For every line in the records that has the word "врач", make a copy.

● **Material supplied**:
• • • •
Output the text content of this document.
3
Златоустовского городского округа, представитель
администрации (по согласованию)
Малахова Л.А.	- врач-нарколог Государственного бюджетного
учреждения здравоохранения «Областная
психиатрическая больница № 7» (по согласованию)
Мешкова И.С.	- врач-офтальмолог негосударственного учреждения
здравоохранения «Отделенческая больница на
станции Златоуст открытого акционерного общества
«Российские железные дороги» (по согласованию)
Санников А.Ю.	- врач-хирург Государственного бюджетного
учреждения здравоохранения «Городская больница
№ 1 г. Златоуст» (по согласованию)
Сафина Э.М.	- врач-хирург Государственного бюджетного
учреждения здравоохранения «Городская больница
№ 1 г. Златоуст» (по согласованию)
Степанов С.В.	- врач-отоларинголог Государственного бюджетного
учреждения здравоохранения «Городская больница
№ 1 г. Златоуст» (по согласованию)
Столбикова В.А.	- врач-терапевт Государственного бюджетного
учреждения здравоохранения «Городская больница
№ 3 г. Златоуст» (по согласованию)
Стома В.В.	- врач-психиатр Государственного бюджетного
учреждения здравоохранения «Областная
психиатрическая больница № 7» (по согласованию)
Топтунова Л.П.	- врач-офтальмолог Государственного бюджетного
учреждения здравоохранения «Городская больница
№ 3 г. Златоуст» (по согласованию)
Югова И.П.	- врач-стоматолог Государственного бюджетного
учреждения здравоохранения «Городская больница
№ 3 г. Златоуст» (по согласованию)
• • • •
● **Expected answer**:
Малахова Л.А.	- врач-нарколог Государственного бюджетного
Мешкова И.С.	- врач-офтальмолог негосударственного учреждения
Санников А.Ю.	- врач-хирург Государственного бюджетного
Сафина Э.М.	- врач-хирург Государственного бюджетного
Степанов С.В.	- врач-отоларинголог Государственного бюджетного
Столбикова В.А.	- врач-терапевт Государственного бюджетного
Стома В.В.	- врач-психиатр Государственного бюджетного
Топтунова Л.П.	- врач-офтальмолог Государственного бюджетного
Югова И.П.	- врач-стоматолог Государственного бюджетного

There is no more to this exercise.